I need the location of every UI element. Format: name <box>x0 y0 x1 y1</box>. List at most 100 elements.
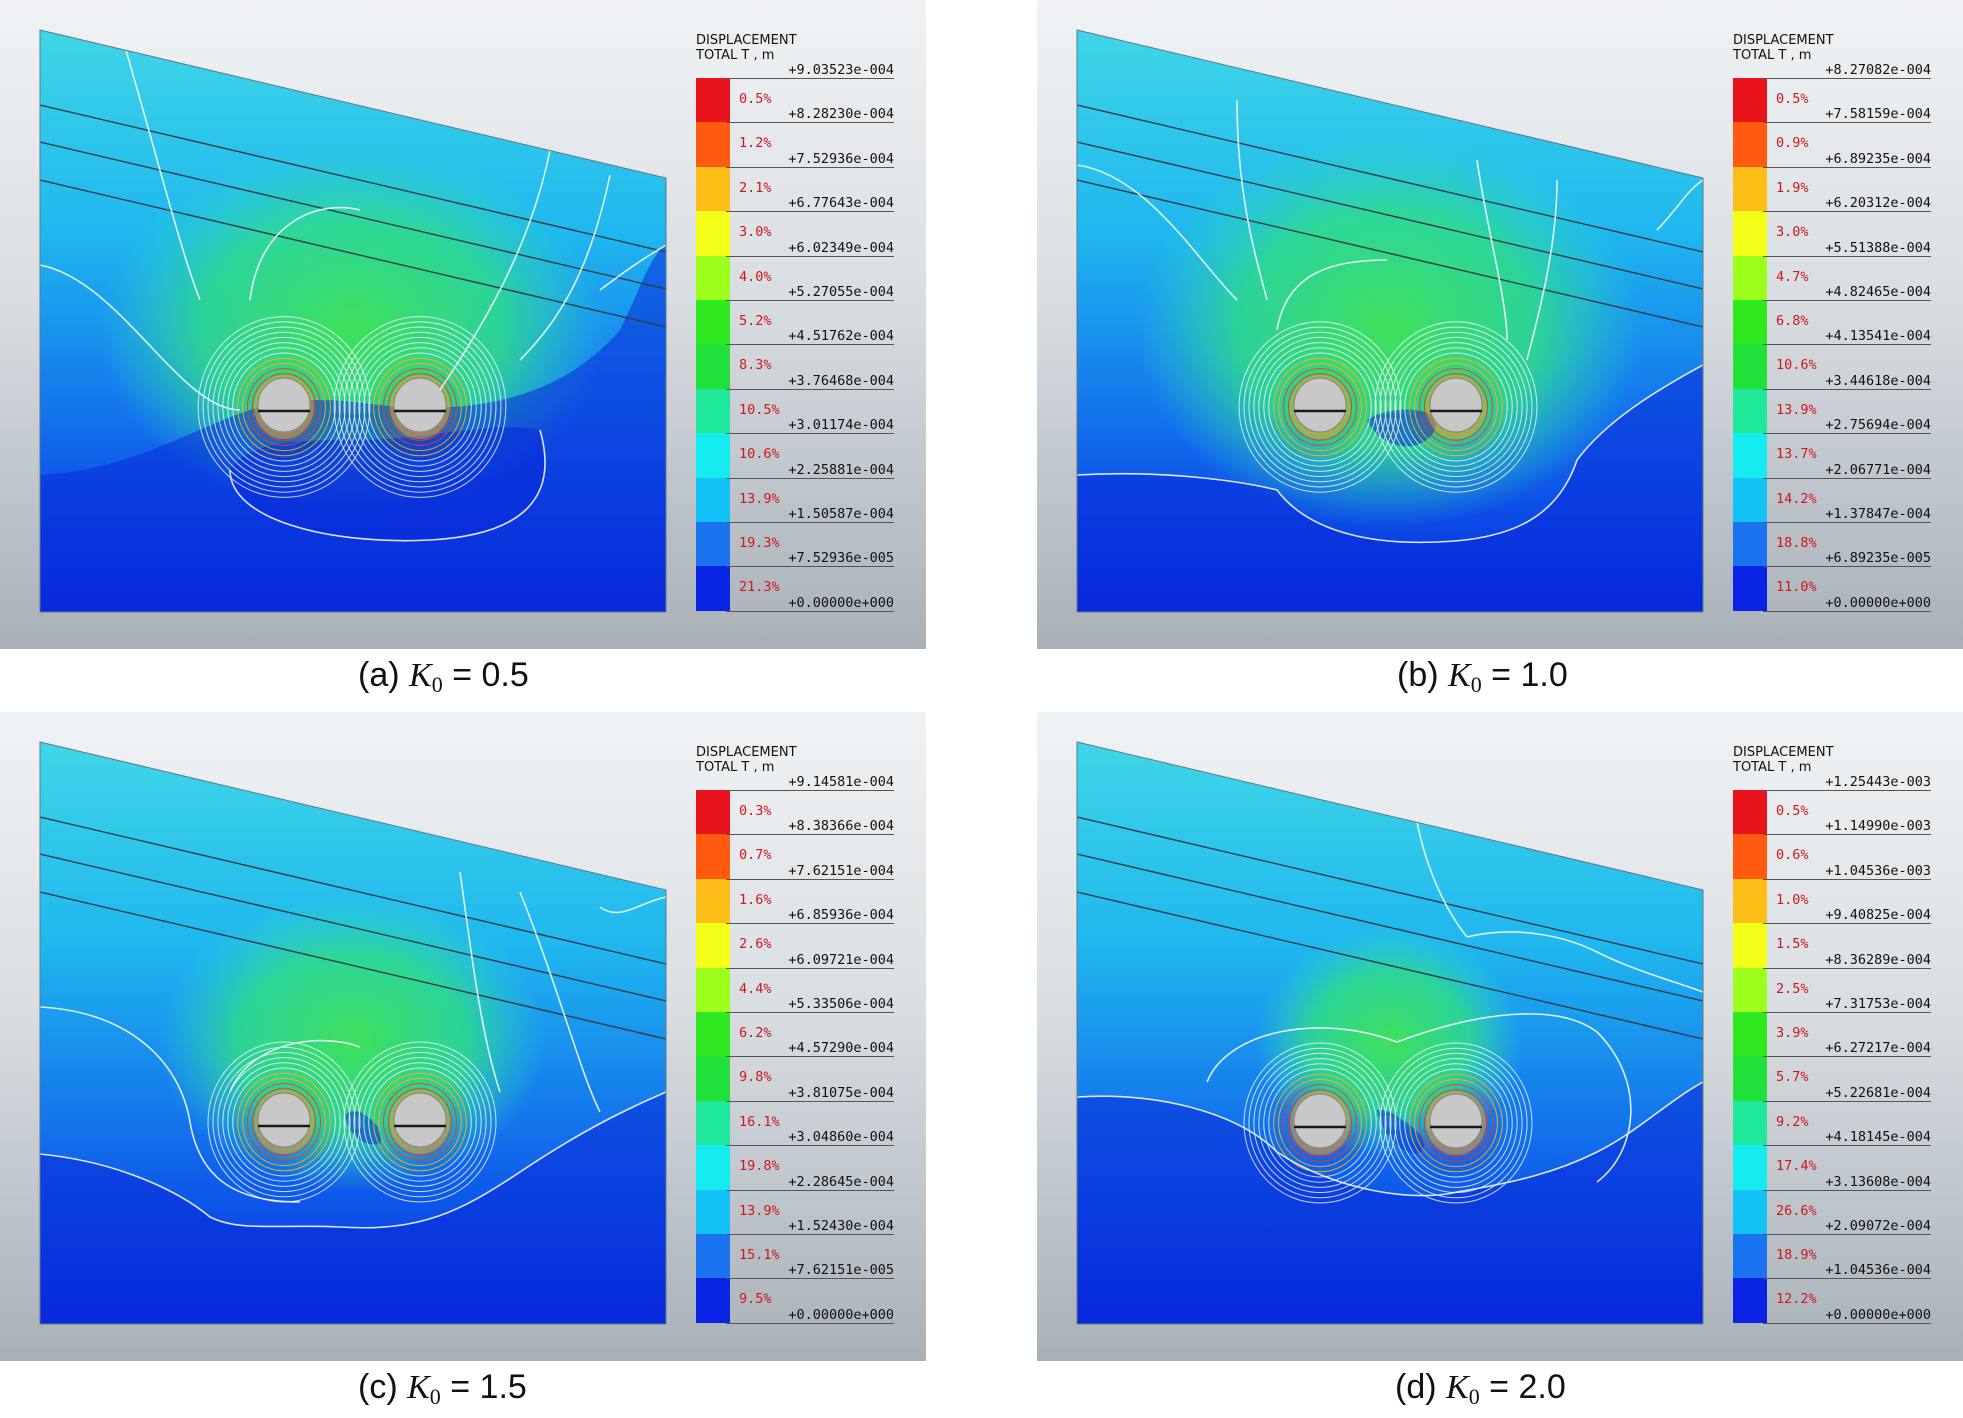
legend-tick <box>1763 1189 1931 1191</box>
color-legend <box>1733 78 1767 611</box>
contour-line <box>229 1039 361 1093</box>
legend-tick <box>1763 1145 1931 1147</box>
legend-percent: 2.1% <box>739 179 772 196</box>
legend-percent: 9.8% <box>739 1069 772 1086</box>
legend-title: DISPLACEMENT TOTAL T , m <box>696 745 797 775</box>
contour-line <box>1416 821 1468 938</box>
legend-value: +4.82465e-004 <box>1825 284 1931 300</box>
contour-line <box>1276 259 1388 331</box>
legend-color-band <box>696 1234 730 1279</box>
contour-panel-c: DISPLACEMENT TOTAL T , m +9.14581e-004 +8… <box>0 712 926 1361</box>
legend-color-band <box>696 300 730 345</box>
legend-percent: 17.4% <box>1776 1158 1817 1175</box>
legend-tick <box>726 166 894 168</box>
legend-tick <box>726 1322 894 1324</box>
legend-value: +5.33506e-004 <box>788 996 894 1012</box>
legend-tick <box>726 1234 894 1235</box>
legend-percent: 0.9% <box>1776 135 1809 152</box>
legend-percent: 9.2% <box>1776 1113 1809 1130</box>
layer-boundary <box>1077 104 1703 253</box>
layer-boundary <box>1077 179 1703 328</box>
legend-value: +6.77643e-004 <box>788 195 894 212</box>
legend-color-band <box>696 388 730 434</box>
legend-value: +1.14990e-003 <box>1825 818 1931 835</box>
color-legend <box>1733 790 1767 1323</box>
contour-line <box>519 174 611 361</box>
caption-value: = 1.0 <box>1491 656 1568 694</box>
layer-boundary <box>1077 891 1703 1040</box>
legend-value: +3.76468e-004 <box>788 372 894 389</box>
legend-percent: 10.6% <box>1776 357 1817 374</box>
legend-value: +1.37847e-004 <box>1825 506 1931 522</box>
legend-color-band <box>1733 1278 1767 1323</box>
displacement-contour-plot <box>39 741 667 1325</box>
legend-color-band <box>696 923 730 968</box>
legend-percent: 0.5% <box>1776 91 1809 107</box>
legend-tick <box>726 1189 894 1191</box>
layer-boundary <box>40 104 666 253</box>
legend-color-band <box>696 433 730 478</box>
legend-value: +4.57290e-004 <box>788 1040 894 1057</box>
caption-subscript: 0 <box>429 1384 441 1409</box>
contour-panel-d: DISPLACEMENT TOTAL T , m +1.25443e-003 +1… <box>1037 712 1963 1361</box>
legend-percent: 5.2% <box>739 313 772 329</box>
layer-boundary <box>1077 816 1703 965</box>
legend-color-band <box>696 1056 730 1101</box>
tunnel-section <box>1429 1093 1483 1149</box>
contour-line <box>40 264 241 411</box>
caption-a: (a) K0 = 0.5 <box>358 656 529 706</box>
layer-boundary <box>40 853 666 1002</box>
caption-subscript: 0 <box>1468 1384 1480 1409</box>
legend-color-band <box>1733 344 1767 389</box>
legend-percent: 3.0% <box>739 224 772 241</box>
legend-tick <box>726 1056 894 1058</box>
legend-value: +7.62151e-005 <box>788 1262 894 1279</box>
displacement-contour-plot <box>39 29 667 613</box>
legend-color-band <box>1733 566 1767 611</box>
legend-tick <box>1763 1012 1931 1013</box>
tunnel-section <box>257 1092 311 1148</box>
legend-color-band <box>1733 967 1767 1012</box>
tunnel-section <box>1293 377 1347 433</box>
legend-percent: 13.9% <box>739 1202 780 1219</box>
caption-symbol: K <box>1448 657 1471 694</box>
legend-percent: 14.2% <box>1776 490 1817 507</box>
legend-tick <box>1763 923 1931 925</box>
contour-line <box>1077 1081 1703 1197</box>
legend-tick <box>726 211 894 213</box>
legend-percent: 6.2% <box>739 1025 772 1041</box>
legend-tick <box>1763 967 1931 969</box>
legend-tick <box>726 78 894 79</box>
legend-tick <box>726 300 894 301</box>
legend-percent: 1.0% <box>1776 891 1809 908</box>
caption-d: (d) K0 = 2.0 <box>1395 1368 1566 1418</box>
contour-line <box>1466 931 1703 993</box>
legend-value: +1.25443e-003 <box>1825 774 1931 790</box>
caption-value: = 0.5 <box>452 656 529 694</box>
contour-line <box>1077 164 1238 301</box>
legend-value: +6.89235e-004 <box>1825 150 1931 167</box>
legend-value: +0.00000e+000 <box>1825 594 1931 611</box>
legend-color-band <box>1733 388 1767 434</box>
legend-tick <box>1763 255 1931 257</box>
legend-tick <box>1763 344 1931 346</box>
legend-color-band <box>696 1189 730 1234</box>
legend-percent: 4.7% <box>1776 268 1809 285</box>
legend-tick <box>1763 522 1931 523</box>
legend-tick <box>1763 1234 1931 1235</box>
contour-line <box>40 1091 666 1229</box>
legend-tick <box>726 610 894 612</box>
legend-value: +2.28645e-004 <box>788 1173 894 1190</box>
legend-percent: 2.6% <box>739 936 772 953</box>
legend-value: +1.52430e-004 <box>788 1218 894 1234</box>
legend-value: +9.40825e-004 <box>1825 907 1931 924</box>
legend-value: +0.00000e+000 <box>788 594 894 611</box>
legend-color-band <box>696 566 730 611</box>
legend-value: +1.04536e-004 <box>1825 1262 1931 1279</box>
legend-value: +8.27082e-004 <box>1825 62 1931 78</box>
layer-boundary <box>1077 853 1703 1002</box>
legend-percent: 3.9% <box>1776 1025 1809 1041</box>
legend-percent: 3.0% <box>1776 224 1809 241</box>
legend-percent: 0.5% <box>739 91 772 107</box>
legend-tick <box>726 1278 894 1280</box>
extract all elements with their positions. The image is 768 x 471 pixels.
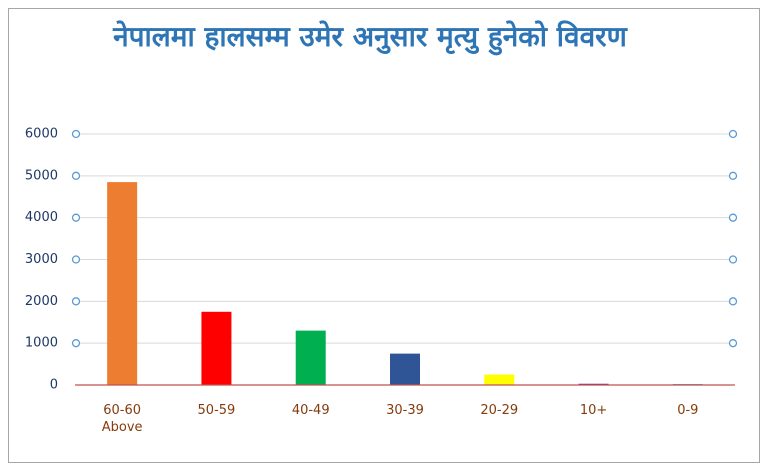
x-tick-label: 40-49	[291, 403, 330, 418]
y-tick-label: 1000	[25, 336, 58, 351]
y-tick-label: 3000	[25, 252, 58, 267]
tick-handle	[71, 255, 81, 264]
tick-handle	[71, 297, 81, 306]
x-tick-label: 20-29	[480, 403, 519, 418]
bar	[390, 353, 420, 385]
bar	[107, 182, 138, 385]
tick-handle	[71, 213, 81, 222]
tick-handle	[71, 129, 81, 139]
bar	[295, 330, 326, 385]
x-tick-label: 60-60 Above	[101, 403, 143, 435]
chart-title: नेपालमा हालसम्म उमेर अनुसार मृत्यु हुनेक…	[113, 20, 627, 53]
y-tick-label: 4000	[25, 210, 58, 225]
x-tick-label: 50-59	[197, 403, 236, 418]
x-tick-label: 10+	[579, 403, 608, 418]
tick-handle	[728, 297, 738, 306]
tick-handle	[728, 171, 738, 180]
y-tick-label: 5000	[25, 168, 58, 183]
bar	[484, 374, 515, 385]
tick-handle	[728, 255, 738, 264]
tick-handle	[728, 213, 738, 222]
y-tick-label: 2000	[25, 294, 58, 309]
y-tick-label: 0	[50, 378, 58, 393]
tick-handle	[71, 339, 81, 348]
tick-handle	[728, 129, 738, 139]
x-tick-label: 30-39	[386, 403, 424, 418]
bar	[201, 311, 232, 385]
tick-handle	[71, 171, 81, 180]
tick-handle	[728, 339, 738, 348]
x-tick-label: 0-9	[677, 403, 699, 418]
y-tick-label: 6000	[25, 127, 58, 142]
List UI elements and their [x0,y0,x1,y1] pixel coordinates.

_EXERCISE OBJECTIVE_. How many lines in the records contain the string "boundary"? Case counts, and the reply should be only the number.

_TASK RESULT_. 7